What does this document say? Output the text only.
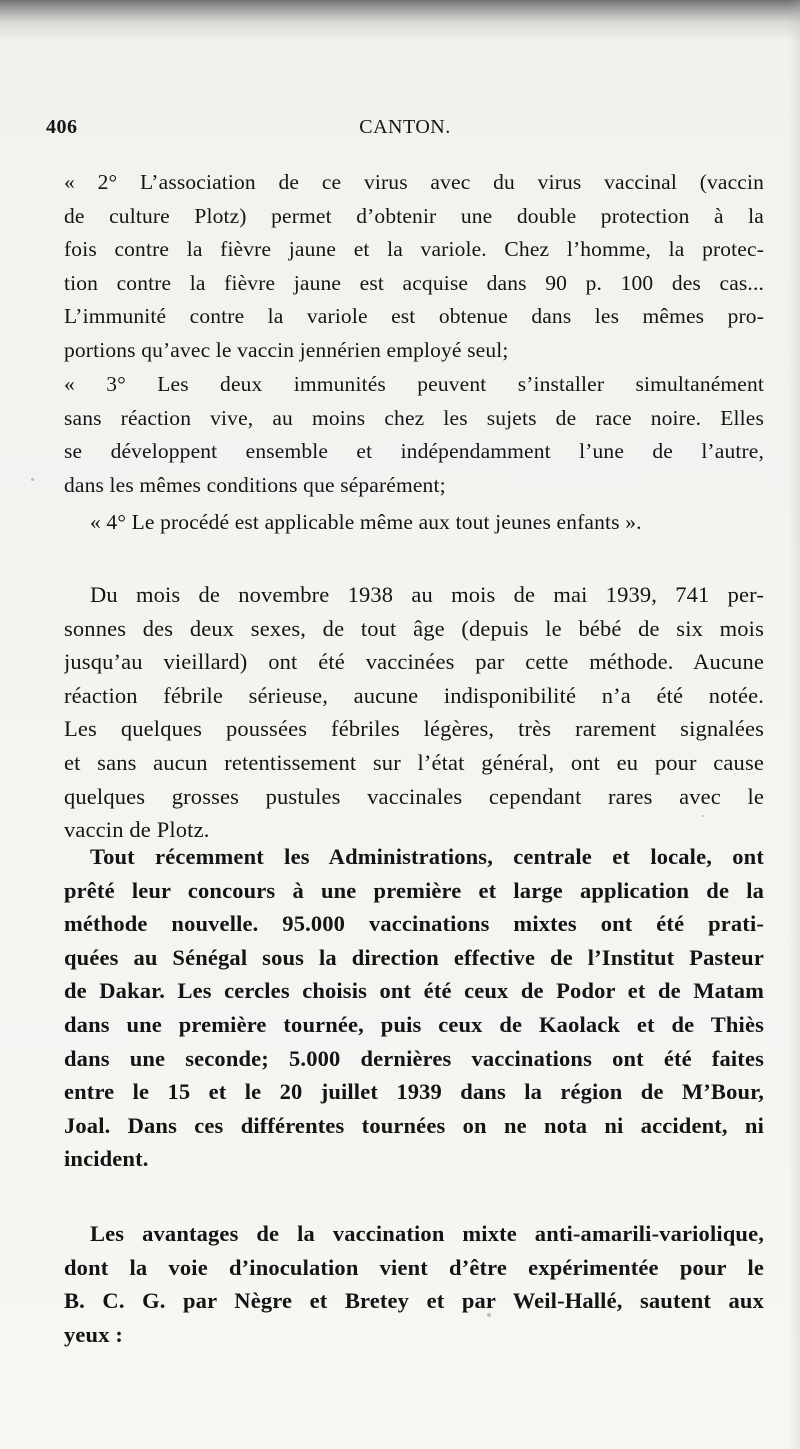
406	CANTON.

« 2° L’association de ce virus avec du virus vaccinal (vaccin
de culture Plotz) permet d’obtenir une double protection à la
fois contre la fièvre jaune et la variole. Chez l’homme, la protec-
tion contre la fièvre jaune est acquise dans 90 p. 100 des cas...
L’immunité contre la variole est obtenue dans les mêmes pro-
portions qu’avec le vaccin jennérien employé seul;

« 3° Les deux immunités peuvent s’installer simultanément
sans réaction vive, au moins chez les sujets de race noire. Elles
se développent ensemble et indépendamment l’une de l’autre,
dans les mêmes conditions que séparément;

« 4° Le procédé est applicable même aux tout jeunes enfants ».

Du mois de novembre 1938 au mois de mai 1939, 741 per-
sonnes des deux sexes, de tout âge (depuis le bébé de six mois
jusqu’au vieillard) ont été vaccinées par cette méthode. Aucune
réaction fébrile sérieuse, aucune indisponibilité n’a été notée.
Les quelques poussées fébriles légères, très rarement signalées
et sans aucun retentissement sur l’état général, ont eu pour cause
quelques grosses pustules vaccinales cependant rares avec le
vaccin de Plotz.

Tout récemment les Administrations, centrale et locale, ont
prêté leur concours à une première et large application de la
méthode nouvelle. 95.000 vaccinations mixtes ont été prati-
quées au Sénégal sous la direction effective de l’Institut Pasteur
de Dakar. Les cercles choisis ont été ceux de Podor et de Matam
dans une première tournée, puis ceux de Kaolack et de Thiès
dans une seconde; 5.000 dernières vaccinations ont été faites
entre le 15 et le 20 juillet 1939 dans la région de M’Bour,
Joal. Dans ces différentes tournées on ne nota ni accident, ni
incident.

Les avantages de la vaccination mixte anti-amarili-variolique,
dont la voie d’inoculation vient d’être expérimentée pour le
B. C. G. par Nègre et Bretey et par Weil-Hallé, sautent aux
yeux :
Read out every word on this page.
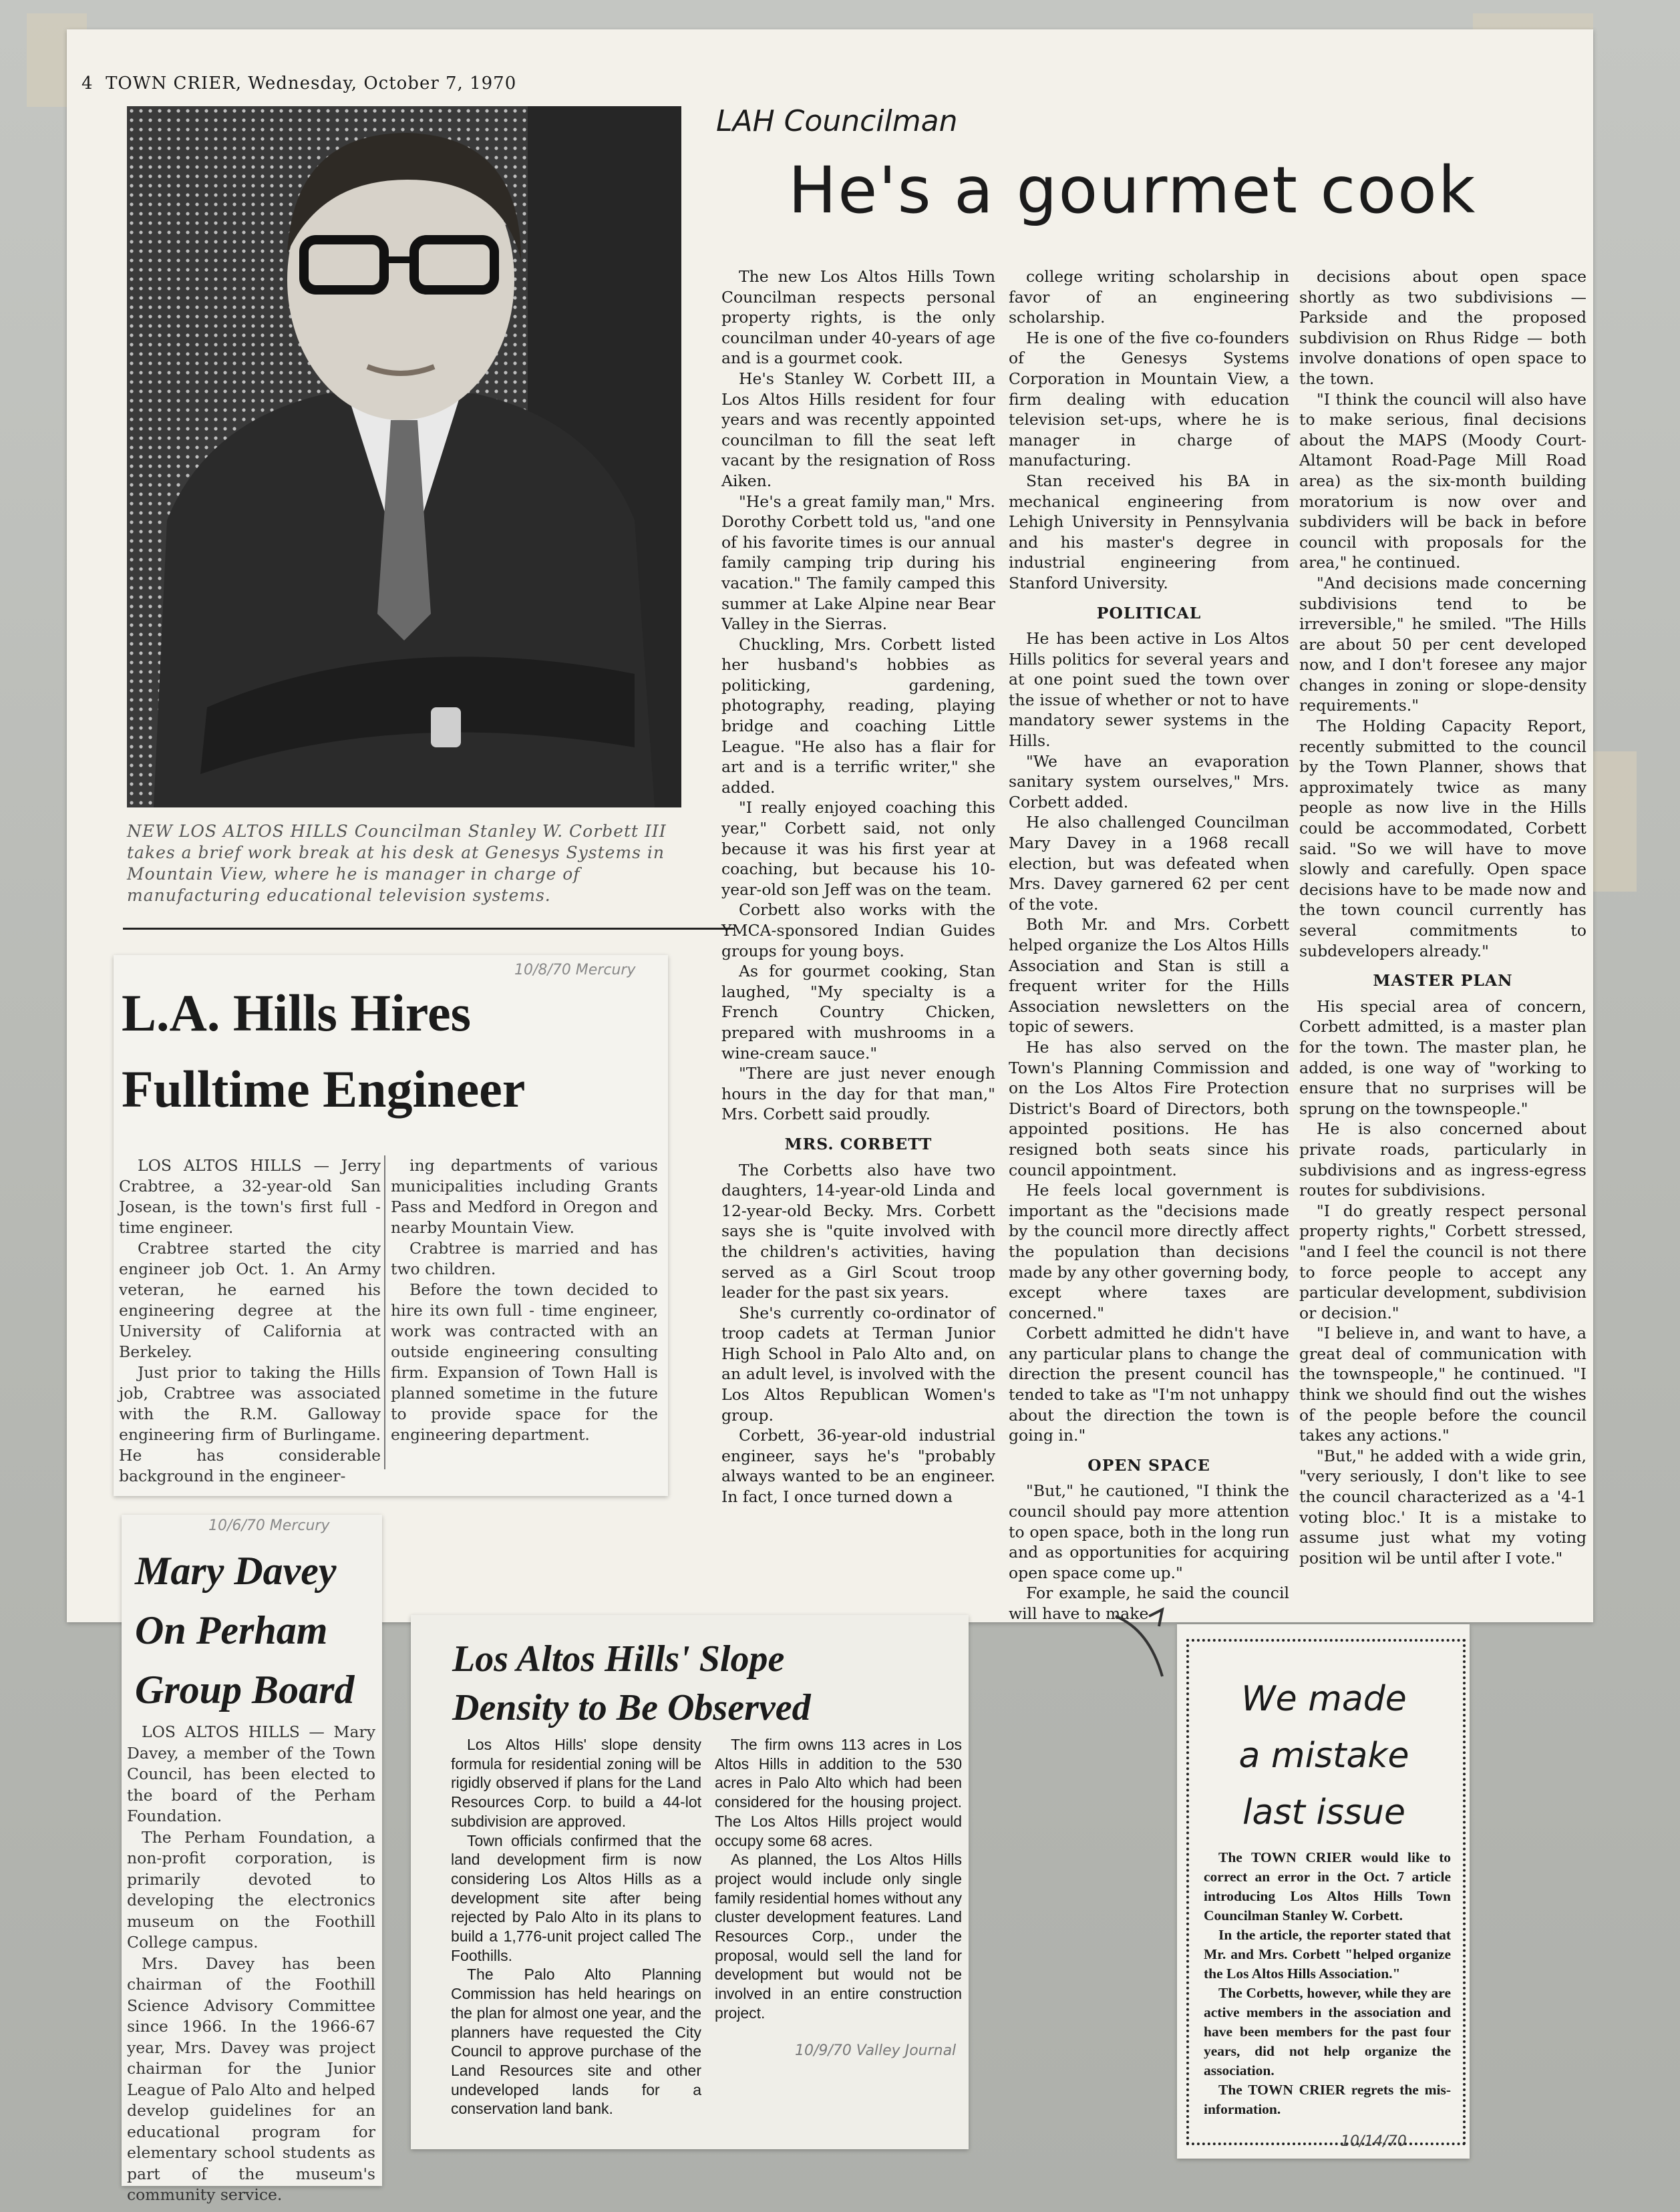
4 TOWN CRIER, Wednesday, October 7, 1970
NEW LOS ALTOS HILLS Councilman Stanley W. Corbett III takes a brief work break at his desk at Genesys Systems in Mountain View, where he is manager in charge of manufacturing educational television systems.
LAH Councilman
He's a gourmet cook

The new Los Altos Hills Town Councilman respects personal property rights, is the only councilman under 40-years of age and is a gourmet cook.

He's Stanley W. Corbett III, a Los Altos Hills resident for four years and was recently appointed councilman to fill the seat left vacant by the resignation of Ross Aiken.

"He's a great family man," Mrs. Dorothy Corbett told us, "and one of his favorite times is our annual family camping trip during his vacation." The family camped this summer at Lake Alpine near Bear Valley in the Sierras.

Chuckling, Mrs. Corbett listed her husband's hobbies as politicking, gardening, photography, reading, playing bridge and coaching Little League. "He also has a flair for art and is a terrific writer," she added.

"I really enjoyed coaching this year," Corbett said, not only because it was his first year at coaching, but because his 10-year-old son Jeff was on the team.

Corbett also works with the YMCA-sponsored Indian Guides groups for young boys.

As for gourmet cooking, Stan laughed, "My specialty is a French Country Chicken, prepared with mushrooms in a wine-cream sauce."

"There are just never enough hours in the day for that man," Mrs. Corbett said proudly.

MRS. CORBETT

The Corbetts also have two daughters, 14-year-old Linda and 12-year-old Becky. Mrs. Corbett says she is "quite involved with the children's activities, having served as a Girl Scout troop leader for the past six years.

She's currently co-ordinator of troop cadets at Terman Junior High School in Palo Alto and, on an adult level, is involved with the Los Altos Republican Women's group.

Corbett, 36-year-old industrial engineer, says he's "probably always wanted to be an engineer. In fact, I once turned down a

college writing scholarship in favor of an engineering scholarship.

He is one of the five co-founders of the Genesys Systems Corporation in Mountain View, a firm dealing with education television set-ups, where he is manager in charge of manufacturing.

Stan received his BA in mechanical engineering from Lehigh University in Pennsylvania and his master's degree in industrial engineering from Stanford University.

POLITICAL

He has been active in Los Altos Hills politics for several years and at one point sued the town over the issue of whether or not to have mandatory sewer systems in the Hills.

"We have an evaporation sanitary system ourselves," Mrs. Corbett added.

He also challenged Councilman Mary Davey in a 1968 recall election, but was defeated when Mrs. Davey garnered 62 per cent of the vote.

Both Mr. and Mrs. Corbett helped organize the Los Altos Hills Association and Stan is still a frequent writer for the Hills Association newsletters on the topic of sewers.

He has also served on the Town's Planning Commission and on the Los Altos Fire Protection District's Board of Directors, both appointed positions. He has resigned both seats since his council appointment.

He feels local government is important as the "decisions made by the council more directly affect the population than decisions made by any other governing body, except where taxes are concerned."

Corbett admitted he didn't have any particular plans to change the direction the present council has tended to take as "I'm not unhappy about the direction the town is going in."

OPEN SPACE

"But," he cautioned, "I think the council should pay more attention to open space, both in the long run and as opportunities for acquiring open space come up."

For example, he said the council will have to make

decisions about open space shortly as two subdivisions — Parkside and the proposed subdivision on Rhus Ridge — both involve donations of open space to the town.

"I think the council will also have to make serious, final decisions about the MAPS (Moody Court-Altamont Road-Page Mill Road area) as the six-month building moratorium is now over and subdividers will be back in before council with proposals for the area," he continued.

"And decisions made concerning subdivisions tend to be irreversible," he smiled. "The Hills are about 50 per cent developed now, and I don't foresee any major changes in zoning or slope-density requirements."

The Holding Capacity Report, recently submitted to the council by the Town Planner, shows that approximately twice as many people as now live in the Hills could be accommodated, Corbett said. "So we will have to move slowly and carefully. Open space decisions have to be made now and the town council currently has several commitments to subdevelopers already."

MASTER PLAN

His special area of concern, Corbett admitted, is a master plan for the town. The master plan, he added, is one way of "working to ensure that no surprises will be sprung on the townspeople."

He is also concerned about private roads, particularly in subdivisions and as ingress-egress routes for subdivisions.

"I do greatly respect personal property rights," Corbett stressed, "and I feel the council is not there to force people to accept any particular development, subdivision or decision."

"I believe in, and want to have, a great deal of communication with the townspeople," he continued. "I think we should find out the wishes of the people before the council takes any actions."

"But," he added with a wide grin, "very seriously, I don't like to see the council characterized as a '4-1 voting bloc.' It is a mistake to assume just what my voting position wil be until after I vote."

10/8/70 Mercury
L.A. Hills Hires
Fulltime Engineer

LOS ALTOS HILLS — Jerry Crabtree, a 32-year-old San Josean, is the town's first full - time engineer.

Crabtree started the city engineer job Oct. 1. An Army veteran, he earned his engineering degree at the University of California at Berkeley.

Just prior to taking the Hills job, Crabtree was associated with the R.M. Galloway engineering firm of Burlingame. He has considerable background in the engineer-

ing departments of various municipalities including Grants Pass and Medford in Oregon and nearby Mountain View.

Crabtree is married and has two children.

Before the town decided to hire its own full - time engineer, work was contracted with an outside engineering consulting firm. Expansion of Town Hall is planned sometime in the future to provide space for the engineering department.

10/6/70 Mercury
Mary Davey
On Perham
Group Board

LOS ALTOS HILLS — Mary Davey, a member of the Town Council, has been elected to the board of the Perham Foundation.

The Perham Foundation, a non-profit corporation, is primarily devoted to developing the electronics museum on the Foothill College campus.

Mrs. Davey has been chairman of the Foothill Science Advisory Committee since 1966. In the 1966-67 year, Mrs. Davey was project chairman for the Junior League of Palo Alto and helped develop guidelines for an educational program for elementary school students as part of the museum's community service.

Los Altos Hills' Slope
Density to Be Observed

Los Altos Hills' slope density formula for residential zoning will be rigidly observed if plans for the Land Resources Corp. to build a 44-lot subdivision are approved.

Town officials confirmed that the land development firm is now considering Los Altos Hills as a development site after being rejected by Palo Alto in its plans to build a 1,776-unit project called The Foothills.

The Palo Alto Planning Commission has held hearings on the plan for almost one year, and the planners have requested the City Council to approve purchase of the Land Resources site and other undeveloped lands for a conservation land bank.

The firm owns 113 acres in Los Altos Hills in addition to the 530 acres in Palo Alto which had been considered for the housing project. The Los Altos Hills project would occupy some 68 acres.

As planned, the Los Altos Hills project would include only single family residential homes without any cluster development features. Land Resources Corp., under the proposal, would sell the land for development but would not be involved in an entire construction project.

10/9/70 Valley Journal
We made
a mistake
last issue

The TOWN CRIER would like to correct an error in the Oct. 7 article introducing Los Altos Hills Town Councilman Stanley W. Corbett.

In the article, the reporter stated that Mr. and Mrs. Corbett "helped organize the Los Altos Hills Association."

The Corbetts, however, while they are active members in the association and have been members for the past four years, did not help organize the association.

The TOWN CRIER regrets the mis-information.

10/14/70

===============

— Required action —
What lines of the data contain the string "mois"? List them.

— Answer space —
Du mois de novembre 1938 au mois de mai 1939, 741 per-
sonnes des deux sexes, de tout âge (depuis le bébé de six mois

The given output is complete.